PROVIDED INFORMATION:

——

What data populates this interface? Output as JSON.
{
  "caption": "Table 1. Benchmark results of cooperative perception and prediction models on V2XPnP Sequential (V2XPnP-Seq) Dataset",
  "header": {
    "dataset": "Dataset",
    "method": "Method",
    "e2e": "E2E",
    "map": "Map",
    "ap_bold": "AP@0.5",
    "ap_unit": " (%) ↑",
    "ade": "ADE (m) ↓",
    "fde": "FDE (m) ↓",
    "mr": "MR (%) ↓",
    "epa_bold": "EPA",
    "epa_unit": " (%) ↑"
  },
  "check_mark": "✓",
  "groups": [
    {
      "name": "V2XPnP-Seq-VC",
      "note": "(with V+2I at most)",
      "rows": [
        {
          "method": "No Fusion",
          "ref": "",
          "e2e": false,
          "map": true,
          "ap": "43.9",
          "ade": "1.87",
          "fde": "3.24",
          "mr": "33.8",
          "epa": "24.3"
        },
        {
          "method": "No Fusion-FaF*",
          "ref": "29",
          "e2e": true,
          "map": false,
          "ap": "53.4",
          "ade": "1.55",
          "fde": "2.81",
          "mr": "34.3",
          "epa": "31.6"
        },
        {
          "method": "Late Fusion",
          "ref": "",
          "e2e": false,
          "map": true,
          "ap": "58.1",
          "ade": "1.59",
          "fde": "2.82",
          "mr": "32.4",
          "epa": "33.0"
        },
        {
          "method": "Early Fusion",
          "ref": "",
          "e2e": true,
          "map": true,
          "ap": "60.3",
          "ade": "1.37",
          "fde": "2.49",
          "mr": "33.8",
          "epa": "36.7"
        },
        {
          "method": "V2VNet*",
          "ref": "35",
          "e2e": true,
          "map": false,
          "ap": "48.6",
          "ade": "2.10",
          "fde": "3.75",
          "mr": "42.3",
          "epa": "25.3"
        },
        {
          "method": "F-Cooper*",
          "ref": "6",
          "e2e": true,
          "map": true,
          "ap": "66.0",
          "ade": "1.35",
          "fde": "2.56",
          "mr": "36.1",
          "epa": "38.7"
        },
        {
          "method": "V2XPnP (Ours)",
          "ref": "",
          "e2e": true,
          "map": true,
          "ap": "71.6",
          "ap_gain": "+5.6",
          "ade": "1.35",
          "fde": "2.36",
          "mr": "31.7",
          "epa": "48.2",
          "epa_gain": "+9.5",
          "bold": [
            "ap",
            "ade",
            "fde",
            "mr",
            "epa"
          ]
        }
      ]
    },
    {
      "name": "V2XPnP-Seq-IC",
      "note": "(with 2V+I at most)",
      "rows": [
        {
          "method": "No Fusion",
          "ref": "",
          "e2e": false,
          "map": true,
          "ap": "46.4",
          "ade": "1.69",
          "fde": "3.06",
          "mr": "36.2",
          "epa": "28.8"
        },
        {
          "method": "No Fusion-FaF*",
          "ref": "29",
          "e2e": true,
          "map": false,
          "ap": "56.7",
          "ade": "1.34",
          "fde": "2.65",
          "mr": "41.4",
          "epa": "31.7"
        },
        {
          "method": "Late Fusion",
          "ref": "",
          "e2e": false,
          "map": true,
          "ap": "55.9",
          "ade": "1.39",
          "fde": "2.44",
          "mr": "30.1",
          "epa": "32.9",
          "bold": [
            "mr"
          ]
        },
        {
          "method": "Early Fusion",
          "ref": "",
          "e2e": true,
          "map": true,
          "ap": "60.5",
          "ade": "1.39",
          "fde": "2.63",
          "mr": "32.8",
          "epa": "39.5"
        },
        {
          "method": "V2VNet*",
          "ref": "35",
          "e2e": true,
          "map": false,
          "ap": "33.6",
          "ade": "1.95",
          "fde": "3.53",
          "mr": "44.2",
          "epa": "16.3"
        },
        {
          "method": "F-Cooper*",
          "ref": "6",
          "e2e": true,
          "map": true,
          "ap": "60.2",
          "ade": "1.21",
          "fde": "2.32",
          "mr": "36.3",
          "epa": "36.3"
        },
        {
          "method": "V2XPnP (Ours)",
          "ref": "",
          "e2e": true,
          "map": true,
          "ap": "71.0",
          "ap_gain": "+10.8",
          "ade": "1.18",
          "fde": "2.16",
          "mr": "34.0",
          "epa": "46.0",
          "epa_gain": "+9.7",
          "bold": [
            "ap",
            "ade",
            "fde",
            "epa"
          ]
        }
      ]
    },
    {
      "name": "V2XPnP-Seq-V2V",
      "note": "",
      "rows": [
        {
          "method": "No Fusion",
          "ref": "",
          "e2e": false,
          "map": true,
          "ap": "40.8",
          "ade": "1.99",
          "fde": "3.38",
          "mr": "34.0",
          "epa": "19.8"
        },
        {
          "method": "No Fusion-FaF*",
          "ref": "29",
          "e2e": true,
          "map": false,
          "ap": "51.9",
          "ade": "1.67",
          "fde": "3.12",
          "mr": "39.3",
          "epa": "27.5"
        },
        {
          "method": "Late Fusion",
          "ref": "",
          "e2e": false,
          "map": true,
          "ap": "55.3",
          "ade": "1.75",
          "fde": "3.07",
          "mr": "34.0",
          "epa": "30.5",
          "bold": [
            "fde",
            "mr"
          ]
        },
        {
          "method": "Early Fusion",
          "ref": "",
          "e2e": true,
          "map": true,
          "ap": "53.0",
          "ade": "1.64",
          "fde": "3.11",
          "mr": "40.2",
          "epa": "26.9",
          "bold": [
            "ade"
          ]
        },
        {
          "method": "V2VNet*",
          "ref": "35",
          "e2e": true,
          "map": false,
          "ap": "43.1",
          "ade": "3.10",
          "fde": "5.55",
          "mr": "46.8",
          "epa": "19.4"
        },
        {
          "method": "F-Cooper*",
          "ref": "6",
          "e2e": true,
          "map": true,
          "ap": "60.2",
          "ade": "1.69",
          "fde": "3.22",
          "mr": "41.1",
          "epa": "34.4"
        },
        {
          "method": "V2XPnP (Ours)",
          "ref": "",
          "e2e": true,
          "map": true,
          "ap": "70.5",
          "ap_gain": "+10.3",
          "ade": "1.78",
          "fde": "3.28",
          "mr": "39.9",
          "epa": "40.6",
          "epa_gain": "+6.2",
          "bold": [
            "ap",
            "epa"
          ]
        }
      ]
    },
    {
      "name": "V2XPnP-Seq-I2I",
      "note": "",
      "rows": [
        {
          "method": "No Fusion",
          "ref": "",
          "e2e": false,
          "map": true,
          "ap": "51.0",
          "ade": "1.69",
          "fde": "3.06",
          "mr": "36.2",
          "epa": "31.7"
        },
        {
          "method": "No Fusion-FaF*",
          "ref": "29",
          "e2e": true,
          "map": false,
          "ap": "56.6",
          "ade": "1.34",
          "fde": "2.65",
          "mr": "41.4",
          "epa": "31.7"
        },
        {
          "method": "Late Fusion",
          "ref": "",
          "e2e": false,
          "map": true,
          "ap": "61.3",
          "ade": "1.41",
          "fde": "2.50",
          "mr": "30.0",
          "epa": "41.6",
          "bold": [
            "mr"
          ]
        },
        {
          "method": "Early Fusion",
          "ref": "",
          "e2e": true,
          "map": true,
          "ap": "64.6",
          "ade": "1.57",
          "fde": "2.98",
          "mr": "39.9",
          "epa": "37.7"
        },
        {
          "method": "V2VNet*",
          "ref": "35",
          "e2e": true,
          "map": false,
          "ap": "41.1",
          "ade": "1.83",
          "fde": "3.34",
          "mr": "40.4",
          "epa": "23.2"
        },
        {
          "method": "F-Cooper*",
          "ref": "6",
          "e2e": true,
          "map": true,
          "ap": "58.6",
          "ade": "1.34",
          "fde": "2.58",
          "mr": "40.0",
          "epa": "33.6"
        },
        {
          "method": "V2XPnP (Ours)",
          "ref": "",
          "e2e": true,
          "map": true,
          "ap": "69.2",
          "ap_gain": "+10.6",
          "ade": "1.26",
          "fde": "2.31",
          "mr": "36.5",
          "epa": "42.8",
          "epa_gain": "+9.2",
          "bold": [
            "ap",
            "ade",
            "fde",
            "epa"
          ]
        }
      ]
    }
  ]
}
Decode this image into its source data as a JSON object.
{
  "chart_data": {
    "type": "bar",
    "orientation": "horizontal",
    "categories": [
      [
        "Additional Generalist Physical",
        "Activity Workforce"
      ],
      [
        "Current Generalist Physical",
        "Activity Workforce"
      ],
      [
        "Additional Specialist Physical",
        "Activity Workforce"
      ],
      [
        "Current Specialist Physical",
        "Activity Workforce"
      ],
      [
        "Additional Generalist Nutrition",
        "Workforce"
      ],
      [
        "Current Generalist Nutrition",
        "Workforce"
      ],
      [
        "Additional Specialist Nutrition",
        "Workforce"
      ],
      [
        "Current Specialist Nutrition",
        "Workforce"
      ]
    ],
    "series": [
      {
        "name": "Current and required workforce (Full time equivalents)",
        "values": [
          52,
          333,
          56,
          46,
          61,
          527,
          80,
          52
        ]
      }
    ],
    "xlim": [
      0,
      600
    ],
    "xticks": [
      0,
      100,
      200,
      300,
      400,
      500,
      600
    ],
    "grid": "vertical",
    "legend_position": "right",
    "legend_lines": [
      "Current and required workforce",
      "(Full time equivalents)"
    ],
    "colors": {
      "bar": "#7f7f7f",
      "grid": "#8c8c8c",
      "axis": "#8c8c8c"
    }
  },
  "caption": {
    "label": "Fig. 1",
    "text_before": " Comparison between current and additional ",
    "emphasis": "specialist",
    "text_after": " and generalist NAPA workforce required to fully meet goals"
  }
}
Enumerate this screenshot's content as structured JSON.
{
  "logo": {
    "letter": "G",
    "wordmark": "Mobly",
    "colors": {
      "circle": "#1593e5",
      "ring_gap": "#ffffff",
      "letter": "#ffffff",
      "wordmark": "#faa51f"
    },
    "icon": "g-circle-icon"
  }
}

——

WHAT YOU NEED TO DO: Reproduce exactly, with nothing added, the lines from the one that contains "Enumerate this screenshot's" to the end of the data.

EXPECTED ANSWER:
Enumerate this screenshot's content as structured JSON.
{
  "logo": {
    "letter": "G",
    "wordmark": "Mobly",
    "colors": {
      "circle": "#1593e5",
      "ring_gap": "#ffffff",
      "letter": "#ffffff",
      "wordmark": "#faa51f"
    },
    "icon": "g-circle-icon"
  }
}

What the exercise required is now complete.